PROMPT: Filter these entries so that only lines with the word "extension" remain.

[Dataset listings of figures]
— Begin —

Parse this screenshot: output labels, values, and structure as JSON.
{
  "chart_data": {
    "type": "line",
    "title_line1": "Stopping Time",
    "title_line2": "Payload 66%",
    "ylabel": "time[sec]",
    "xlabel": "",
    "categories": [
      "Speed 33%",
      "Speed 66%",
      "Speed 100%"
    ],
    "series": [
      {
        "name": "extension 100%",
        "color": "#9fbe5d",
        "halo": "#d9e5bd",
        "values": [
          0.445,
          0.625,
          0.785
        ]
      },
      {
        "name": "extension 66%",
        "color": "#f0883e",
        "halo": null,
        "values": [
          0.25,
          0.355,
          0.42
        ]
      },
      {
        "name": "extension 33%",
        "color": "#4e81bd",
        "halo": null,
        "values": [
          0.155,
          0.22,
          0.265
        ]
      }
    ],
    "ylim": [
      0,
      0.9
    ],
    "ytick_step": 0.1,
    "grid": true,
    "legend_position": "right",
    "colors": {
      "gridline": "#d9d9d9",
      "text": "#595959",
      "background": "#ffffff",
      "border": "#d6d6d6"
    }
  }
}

— End —

WORKED SOLUTION:
        "name": "extension 100%",
        "name": "extension 66%",
        "name": "extension 33%",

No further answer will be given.